- _STATED GOAL_
Scan the entries below and extract each line with the word "Number" in it.

______

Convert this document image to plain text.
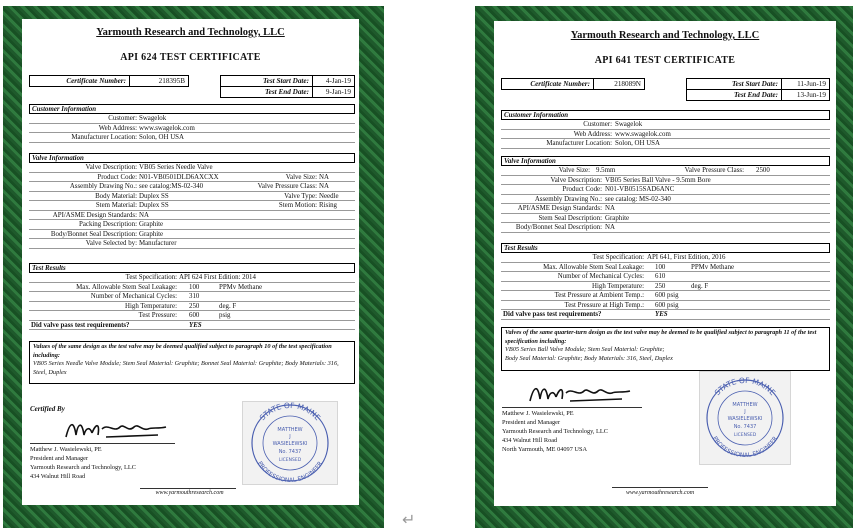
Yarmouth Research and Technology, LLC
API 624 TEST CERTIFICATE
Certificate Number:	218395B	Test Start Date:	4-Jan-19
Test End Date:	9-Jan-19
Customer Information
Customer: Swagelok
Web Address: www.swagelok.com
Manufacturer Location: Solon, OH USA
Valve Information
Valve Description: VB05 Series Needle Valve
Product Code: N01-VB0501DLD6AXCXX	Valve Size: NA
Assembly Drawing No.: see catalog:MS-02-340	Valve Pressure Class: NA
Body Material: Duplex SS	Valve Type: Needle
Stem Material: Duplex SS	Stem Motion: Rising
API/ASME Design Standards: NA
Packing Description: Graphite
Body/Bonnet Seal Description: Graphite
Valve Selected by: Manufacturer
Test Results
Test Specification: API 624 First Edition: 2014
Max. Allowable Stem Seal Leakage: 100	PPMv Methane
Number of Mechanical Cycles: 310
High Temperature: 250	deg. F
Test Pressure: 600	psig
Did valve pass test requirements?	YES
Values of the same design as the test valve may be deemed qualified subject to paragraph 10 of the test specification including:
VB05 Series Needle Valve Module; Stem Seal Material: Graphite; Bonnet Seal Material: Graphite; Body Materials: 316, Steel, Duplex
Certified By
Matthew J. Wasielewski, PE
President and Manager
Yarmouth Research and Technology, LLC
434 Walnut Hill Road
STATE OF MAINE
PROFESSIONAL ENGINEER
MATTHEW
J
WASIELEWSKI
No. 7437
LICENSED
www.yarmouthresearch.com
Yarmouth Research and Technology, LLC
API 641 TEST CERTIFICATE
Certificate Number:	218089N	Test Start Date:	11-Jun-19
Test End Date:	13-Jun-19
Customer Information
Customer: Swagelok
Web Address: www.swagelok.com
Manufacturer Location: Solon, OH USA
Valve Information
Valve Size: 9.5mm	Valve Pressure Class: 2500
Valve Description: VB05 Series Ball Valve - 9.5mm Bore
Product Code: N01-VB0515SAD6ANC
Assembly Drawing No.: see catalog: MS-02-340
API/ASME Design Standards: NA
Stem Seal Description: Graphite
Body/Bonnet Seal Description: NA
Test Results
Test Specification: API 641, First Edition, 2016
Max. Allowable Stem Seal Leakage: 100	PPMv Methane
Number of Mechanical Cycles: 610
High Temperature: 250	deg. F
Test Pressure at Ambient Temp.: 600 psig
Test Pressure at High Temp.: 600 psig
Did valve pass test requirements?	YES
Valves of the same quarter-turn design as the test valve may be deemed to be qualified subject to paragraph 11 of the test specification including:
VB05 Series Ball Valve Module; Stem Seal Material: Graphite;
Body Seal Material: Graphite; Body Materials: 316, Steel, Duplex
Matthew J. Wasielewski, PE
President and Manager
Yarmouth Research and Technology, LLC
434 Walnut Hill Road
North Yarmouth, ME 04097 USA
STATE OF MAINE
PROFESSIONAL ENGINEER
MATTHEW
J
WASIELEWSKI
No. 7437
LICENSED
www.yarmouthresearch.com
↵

______

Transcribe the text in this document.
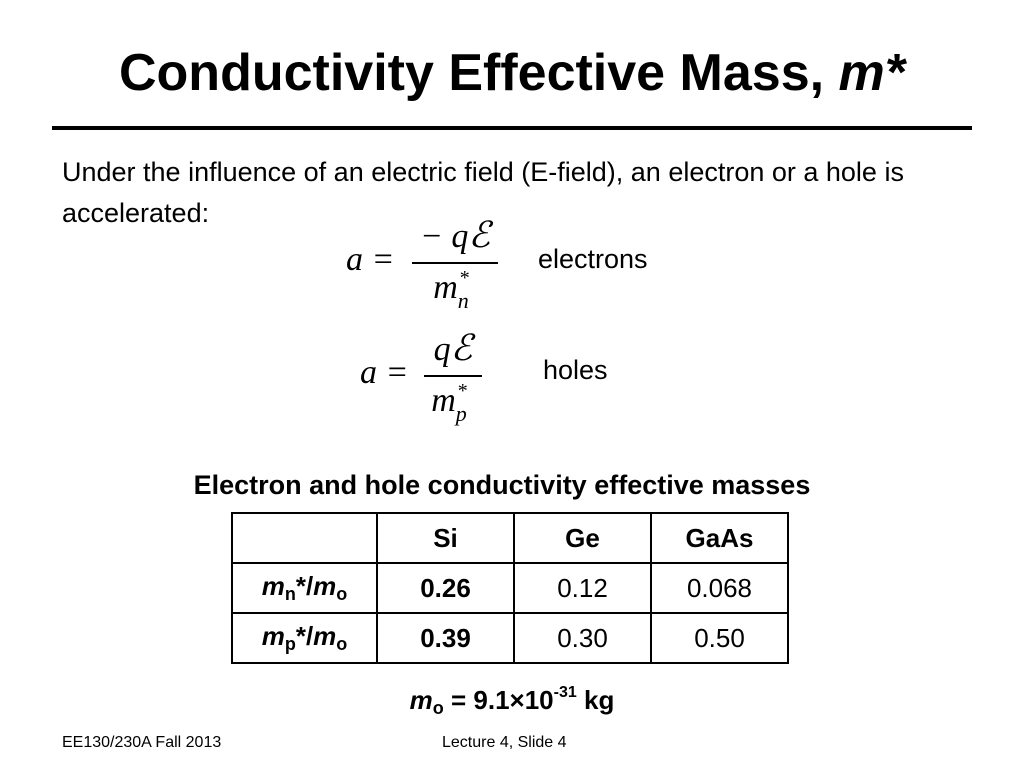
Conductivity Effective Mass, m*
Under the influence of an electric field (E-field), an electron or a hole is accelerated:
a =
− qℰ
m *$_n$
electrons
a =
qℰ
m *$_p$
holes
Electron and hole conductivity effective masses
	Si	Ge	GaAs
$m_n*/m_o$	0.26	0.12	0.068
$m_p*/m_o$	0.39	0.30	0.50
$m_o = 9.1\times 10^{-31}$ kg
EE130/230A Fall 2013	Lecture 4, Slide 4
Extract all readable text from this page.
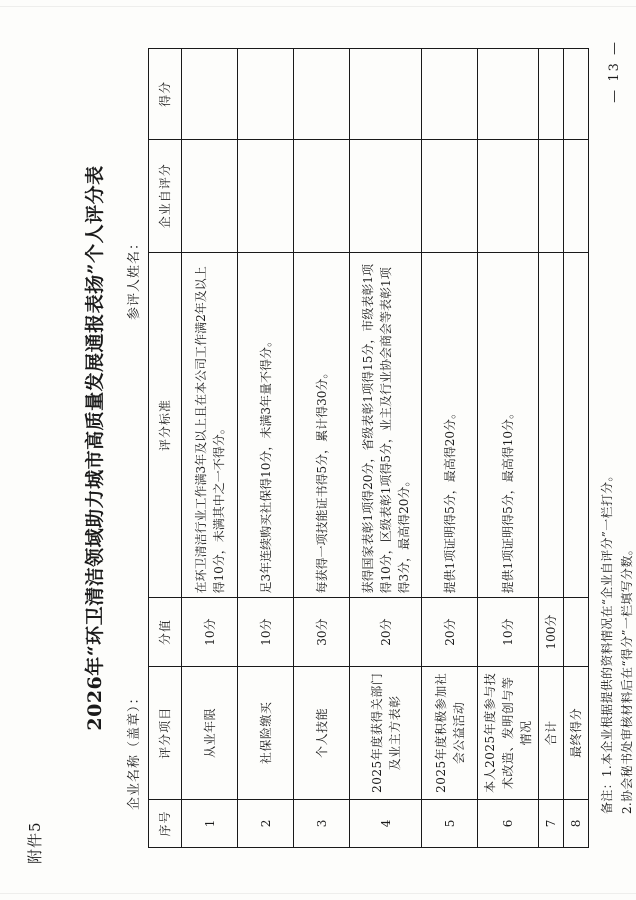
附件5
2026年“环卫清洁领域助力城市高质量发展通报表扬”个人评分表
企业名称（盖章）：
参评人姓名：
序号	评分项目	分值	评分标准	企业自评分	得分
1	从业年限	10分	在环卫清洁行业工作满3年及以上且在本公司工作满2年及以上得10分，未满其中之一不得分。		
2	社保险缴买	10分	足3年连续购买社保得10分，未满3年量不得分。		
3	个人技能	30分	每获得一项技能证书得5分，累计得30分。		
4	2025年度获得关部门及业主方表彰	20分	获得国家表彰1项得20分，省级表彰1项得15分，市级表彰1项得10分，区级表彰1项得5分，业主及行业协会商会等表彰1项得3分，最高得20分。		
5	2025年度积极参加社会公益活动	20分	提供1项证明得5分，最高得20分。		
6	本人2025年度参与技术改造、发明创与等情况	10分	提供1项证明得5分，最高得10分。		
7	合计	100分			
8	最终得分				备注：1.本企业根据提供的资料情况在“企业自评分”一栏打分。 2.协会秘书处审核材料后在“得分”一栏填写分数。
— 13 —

______

- _EXPECTED ANSWER_
Certificate Number:	218395B	Test Start Date:	4-Jan-19
Number of Mechanical Cycles: 310
Certificate Number:	218089N	Test Start Date:	11-Jun-19
Number of Mechanical Cycles: 610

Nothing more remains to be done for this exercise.